* start Input for this task *

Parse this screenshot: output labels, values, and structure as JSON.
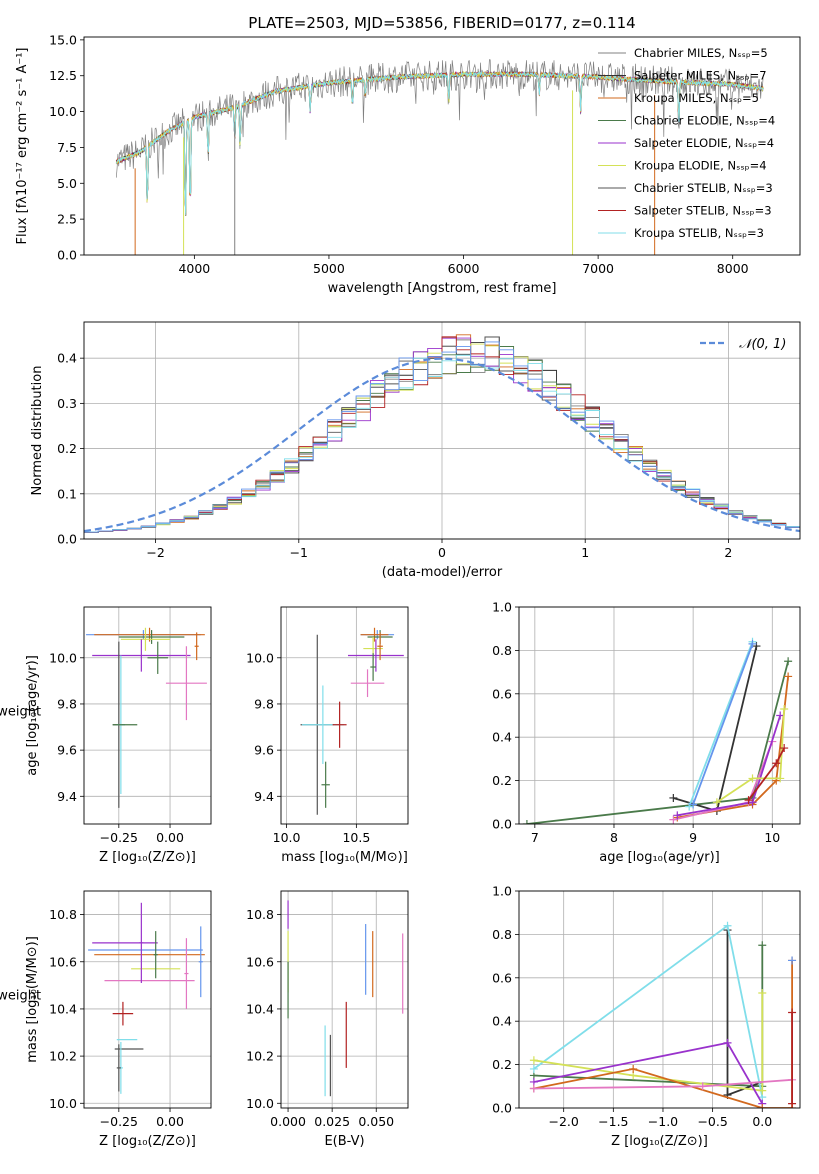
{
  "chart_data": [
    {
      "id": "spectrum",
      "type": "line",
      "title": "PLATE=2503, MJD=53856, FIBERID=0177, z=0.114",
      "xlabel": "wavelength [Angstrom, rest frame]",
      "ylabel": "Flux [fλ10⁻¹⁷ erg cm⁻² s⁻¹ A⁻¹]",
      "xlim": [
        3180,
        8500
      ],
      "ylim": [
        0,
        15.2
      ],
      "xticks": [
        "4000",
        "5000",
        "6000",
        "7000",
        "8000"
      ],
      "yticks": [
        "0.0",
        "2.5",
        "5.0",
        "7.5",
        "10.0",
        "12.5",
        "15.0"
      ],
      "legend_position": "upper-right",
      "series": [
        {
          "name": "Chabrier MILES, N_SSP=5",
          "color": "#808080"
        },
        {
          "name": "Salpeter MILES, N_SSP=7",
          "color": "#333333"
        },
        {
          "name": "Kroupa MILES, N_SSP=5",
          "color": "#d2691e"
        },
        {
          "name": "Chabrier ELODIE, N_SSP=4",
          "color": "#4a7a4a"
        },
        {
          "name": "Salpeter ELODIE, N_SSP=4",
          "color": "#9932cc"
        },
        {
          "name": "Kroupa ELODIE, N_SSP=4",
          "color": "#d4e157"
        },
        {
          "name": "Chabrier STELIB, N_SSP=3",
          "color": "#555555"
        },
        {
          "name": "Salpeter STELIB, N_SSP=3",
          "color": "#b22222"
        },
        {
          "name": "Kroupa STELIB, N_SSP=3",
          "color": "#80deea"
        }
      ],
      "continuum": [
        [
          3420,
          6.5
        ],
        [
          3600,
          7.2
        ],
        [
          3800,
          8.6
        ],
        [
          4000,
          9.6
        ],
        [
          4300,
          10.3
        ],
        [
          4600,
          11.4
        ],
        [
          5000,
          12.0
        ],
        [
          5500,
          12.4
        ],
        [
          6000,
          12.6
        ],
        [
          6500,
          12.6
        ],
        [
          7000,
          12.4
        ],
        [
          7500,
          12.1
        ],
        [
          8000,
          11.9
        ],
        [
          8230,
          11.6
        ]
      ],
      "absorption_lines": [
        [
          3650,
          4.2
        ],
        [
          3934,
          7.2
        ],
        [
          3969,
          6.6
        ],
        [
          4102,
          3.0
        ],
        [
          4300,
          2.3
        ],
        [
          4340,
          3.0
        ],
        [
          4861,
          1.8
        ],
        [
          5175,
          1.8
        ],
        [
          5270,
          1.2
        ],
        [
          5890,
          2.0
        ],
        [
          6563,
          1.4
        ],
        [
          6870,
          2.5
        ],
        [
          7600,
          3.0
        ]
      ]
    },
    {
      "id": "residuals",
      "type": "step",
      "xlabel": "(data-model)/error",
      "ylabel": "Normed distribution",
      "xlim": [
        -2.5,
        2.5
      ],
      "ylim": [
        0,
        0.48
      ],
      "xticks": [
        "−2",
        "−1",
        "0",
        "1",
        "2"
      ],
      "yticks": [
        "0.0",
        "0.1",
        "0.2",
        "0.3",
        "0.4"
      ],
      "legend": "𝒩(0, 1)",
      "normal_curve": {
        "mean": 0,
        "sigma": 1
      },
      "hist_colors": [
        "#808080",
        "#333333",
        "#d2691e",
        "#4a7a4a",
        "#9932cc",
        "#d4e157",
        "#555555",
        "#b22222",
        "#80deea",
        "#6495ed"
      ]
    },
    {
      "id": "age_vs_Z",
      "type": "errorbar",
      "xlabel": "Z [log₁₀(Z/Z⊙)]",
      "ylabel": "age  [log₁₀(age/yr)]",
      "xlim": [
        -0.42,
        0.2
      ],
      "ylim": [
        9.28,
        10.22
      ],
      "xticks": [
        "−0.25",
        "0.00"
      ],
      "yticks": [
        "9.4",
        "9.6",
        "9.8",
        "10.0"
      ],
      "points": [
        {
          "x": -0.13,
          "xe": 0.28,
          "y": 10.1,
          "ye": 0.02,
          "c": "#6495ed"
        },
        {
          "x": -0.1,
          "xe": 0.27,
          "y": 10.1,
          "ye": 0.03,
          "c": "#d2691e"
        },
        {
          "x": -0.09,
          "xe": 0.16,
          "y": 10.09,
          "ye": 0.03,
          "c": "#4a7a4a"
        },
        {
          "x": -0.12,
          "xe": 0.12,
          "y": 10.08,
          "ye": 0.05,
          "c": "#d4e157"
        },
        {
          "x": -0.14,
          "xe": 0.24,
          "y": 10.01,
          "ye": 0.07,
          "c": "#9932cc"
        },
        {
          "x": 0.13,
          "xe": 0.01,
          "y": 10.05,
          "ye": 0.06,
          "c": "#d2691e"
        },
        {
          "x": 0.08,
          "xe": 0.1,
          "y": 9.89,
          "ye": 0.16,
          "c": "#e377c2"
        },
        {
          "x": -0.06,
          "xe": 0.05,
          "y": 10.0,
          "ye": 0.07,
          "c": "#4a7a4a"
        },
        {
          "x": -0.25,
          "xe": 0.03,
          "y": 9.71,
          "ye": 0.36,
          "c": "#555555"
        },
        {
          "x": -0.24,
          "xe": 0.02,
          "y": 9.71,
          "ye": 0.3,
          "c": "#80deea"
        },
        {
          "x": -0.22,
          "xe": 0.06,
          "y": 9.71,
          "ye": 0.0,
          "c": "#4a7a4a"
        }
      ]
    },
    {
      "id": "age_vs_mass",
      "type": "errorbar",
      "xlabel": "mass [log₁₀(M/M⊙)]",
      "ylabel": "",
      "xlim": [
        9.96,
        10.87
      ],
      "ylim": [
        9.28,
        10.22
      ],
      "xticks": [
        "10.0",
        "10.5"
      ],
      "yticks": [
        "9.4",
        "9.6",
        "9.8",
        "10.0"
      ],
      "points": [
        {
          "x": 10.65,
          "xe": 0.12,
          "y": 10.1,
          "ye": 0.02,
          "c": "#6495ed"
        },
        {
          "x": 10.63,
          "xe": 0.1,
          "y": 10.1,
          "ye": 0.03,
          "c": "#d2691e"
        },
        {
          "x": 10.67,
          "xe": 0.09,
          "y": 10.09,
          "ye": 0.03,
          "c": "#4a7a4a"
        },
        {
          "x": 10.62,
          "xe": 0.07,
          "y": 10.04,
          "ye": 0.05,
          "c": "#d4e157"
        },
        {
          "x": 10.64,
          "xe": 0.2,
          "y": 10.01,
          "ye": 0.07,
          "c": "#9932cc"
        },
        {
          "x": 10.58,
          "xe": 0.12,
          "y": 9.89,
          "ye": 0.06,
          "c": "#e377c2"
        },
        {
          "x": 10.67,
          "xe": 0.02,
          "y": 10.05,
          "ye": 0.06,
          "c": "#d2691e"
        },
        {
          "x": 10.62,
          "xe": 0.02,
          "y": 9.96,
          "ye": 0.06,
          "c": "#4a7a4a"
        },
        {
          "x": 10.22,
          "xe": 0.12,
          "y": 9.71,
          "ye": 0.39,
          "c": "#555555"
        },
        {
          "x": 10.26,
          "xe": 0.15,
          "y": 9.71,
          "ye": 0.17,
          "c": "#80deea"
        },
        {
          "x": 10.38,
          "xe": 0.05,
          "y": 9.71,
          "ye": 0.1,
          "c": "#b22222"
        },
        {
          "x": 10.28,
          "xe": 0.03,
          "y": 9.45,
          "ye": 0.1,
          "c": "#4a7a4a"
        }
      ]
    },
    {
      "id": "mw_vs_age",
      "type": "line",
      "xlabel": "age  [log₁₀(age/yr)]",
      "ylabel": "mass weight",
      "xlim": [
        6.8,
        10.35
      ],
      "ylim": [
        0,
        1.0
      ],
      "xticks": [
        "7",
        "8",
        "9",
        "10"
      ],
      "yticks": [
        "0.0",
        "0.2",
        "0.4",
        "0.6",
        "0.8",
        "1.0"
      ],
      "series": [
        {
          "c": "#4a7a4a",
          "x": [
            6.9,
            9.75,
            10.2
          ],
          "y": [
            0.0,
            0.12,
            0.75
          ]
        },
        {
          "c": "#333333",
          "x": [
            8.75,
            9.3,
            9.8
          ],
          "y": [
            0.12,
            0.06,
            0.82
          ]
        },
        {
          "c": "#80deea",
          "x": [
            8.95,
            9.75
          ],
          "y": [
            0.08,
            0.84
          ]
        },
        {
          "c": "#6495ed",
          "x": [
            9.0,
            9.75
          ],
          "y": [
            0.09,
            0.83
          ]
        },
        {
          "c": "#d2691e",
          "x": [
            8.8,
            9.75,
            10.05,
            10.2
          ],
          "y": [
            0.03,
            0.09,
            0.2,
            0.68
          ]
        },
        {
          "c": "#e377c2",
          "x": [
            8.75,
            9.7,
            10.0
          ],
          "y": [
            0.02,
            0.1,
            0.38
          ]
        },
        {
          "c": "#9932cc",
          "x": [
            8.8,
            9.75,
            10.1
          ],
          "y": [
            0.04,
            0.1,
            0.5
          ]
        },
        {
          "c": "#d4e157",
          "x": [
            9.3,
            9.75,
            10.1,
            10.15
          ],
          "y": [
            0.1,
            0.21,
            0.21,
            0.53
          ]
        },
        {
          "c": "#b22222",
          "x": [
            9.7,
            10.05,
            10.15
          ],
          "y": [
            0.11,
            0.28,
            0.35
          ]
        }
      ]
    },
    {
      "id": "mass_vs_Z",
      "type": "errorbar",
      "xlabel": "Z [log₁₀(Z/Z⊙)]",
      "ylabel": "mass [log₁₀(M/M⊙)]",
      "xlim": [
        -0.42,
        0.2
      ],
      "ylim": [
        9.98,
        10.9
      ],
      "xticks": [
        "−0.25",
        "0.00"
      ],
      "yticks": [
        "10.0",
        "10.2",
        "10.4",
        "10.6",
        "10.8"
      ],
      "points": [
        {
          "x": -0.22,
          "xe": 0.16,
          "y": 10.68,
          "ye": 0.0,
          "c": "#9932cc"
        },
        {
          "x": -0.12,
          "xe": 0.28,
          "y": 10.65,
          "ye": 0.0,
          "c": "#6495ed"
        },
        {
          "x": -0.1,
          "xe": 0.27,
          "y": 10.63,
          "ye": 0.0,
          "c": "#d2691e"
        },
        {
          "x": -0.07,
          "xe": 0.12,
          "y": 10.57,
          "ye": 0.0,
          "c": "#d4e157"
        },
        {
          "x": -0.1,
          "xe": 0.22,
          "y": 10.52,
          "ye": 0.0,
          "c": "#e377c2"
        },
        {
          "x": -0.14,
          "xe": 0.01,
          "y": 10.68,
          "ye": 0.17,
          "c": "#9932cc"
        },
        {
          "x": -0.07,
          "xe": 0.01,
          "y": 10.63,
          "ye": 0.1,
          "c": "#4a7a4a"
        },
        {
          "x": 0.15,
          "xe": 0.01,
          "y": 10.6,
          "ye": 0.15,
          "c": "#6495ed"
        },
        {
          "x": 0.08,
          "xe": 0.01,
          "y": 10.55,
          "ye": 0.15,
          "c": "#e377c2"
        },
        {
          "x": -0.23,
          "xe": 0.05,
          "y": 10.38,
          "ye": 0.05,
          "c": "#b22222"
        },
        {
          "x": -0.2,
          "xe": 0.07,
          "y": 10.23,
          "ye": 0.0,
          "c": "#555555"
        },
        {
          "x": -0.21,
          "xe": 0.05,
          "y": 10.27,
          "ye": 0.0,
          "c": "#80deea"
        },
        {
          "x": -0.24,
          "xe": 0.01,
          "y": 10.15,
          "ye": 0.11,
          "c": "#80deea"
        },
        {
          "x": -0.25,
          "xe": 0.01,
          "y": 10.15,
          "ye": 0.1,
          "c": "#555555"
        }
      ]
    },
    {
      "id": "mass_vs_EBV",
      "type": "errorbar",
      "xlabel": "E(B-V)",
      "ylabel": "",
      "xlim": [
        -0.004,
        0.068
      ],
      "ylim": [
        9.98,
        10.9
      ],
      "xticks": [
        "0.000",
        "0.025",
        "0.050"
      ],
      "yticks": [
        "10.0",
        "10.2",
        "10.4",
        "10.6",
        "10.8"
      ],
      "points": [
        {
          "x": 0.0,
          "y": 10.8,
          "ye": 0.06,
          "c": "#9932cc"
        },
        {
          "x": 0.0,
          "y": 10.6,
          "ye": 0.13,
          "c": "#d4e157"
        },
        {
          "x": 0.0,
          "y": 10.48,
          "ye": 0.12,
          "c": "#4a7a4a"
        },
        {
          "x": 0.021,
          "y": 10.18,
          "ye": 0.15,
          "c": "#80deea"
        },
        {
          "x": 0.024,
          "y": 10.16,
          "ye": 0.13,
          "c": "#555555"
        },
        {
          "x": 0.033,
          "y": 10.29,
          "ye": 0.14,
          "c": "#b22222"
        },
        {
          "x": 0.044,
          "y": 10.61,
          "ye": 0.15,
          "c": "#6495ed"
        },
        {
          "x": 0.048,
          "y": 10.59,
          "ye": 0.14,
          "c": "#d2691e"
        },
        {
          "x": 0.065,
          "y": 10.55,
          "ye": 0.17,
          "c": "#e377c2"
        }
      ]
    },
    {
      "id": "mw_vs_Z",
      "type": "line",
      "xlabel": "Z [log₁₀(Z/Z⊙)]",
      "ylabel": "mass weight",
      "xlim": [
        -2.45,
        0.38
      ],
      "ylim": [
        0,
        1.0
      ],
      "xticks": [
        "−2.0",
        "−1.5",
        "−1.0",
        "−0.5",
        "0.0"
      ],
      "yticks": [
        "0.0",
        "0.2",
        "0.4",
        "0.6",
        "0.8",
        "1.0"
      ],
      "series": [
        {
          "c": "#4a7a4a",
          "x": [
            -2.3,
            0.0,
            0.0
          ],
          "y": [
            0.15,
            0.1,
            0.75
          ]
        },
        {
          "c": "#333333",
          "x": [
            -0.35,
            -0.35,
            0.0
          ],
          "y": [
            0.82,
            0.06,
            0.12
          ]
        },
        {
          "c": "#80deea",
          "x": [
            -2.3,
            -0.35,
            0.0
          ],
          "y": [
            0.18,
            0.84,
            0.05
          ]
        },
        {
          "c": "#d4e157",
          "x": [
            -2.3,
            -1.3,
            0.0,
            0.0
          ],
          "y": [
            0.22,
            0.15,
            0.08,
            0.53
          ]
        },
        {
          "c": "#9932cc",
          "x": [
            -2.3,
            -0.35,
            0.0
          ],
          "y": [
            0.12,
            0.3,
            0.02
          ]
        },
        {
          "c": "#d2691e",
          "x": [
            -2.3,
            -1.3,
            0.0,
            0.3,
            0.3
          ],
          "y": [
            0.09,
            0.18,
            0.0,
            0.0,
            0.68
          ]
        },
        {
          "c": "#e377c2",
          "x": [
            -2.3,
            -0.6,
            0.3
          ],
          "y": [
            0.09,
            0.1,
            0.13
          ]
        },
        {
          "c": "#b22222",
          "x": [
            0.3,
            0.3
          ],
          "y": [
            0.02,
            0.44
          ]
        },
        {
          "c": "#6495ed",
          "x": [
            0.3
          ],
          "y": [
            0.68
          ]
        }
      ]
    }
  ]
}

* end Input for this task *

* Requirements *
Gather each line holding the string "ylabel".

* Written reply *
      "ylabel": "Flux [fλ10⁻¹⁷ erg cm⁻² s⁻¹ A⁻¹]",
      "ylabel": "Normed distribution",
      "ylabel": "age  [log₁₀(age/yr)]",
      "ylabel": "",
      "ylabel": "mass weight",
      "ylabel": "mass [log₁₀(M/M⊙)]",
      "ylabel": "",
      "ylabel": "mass weight",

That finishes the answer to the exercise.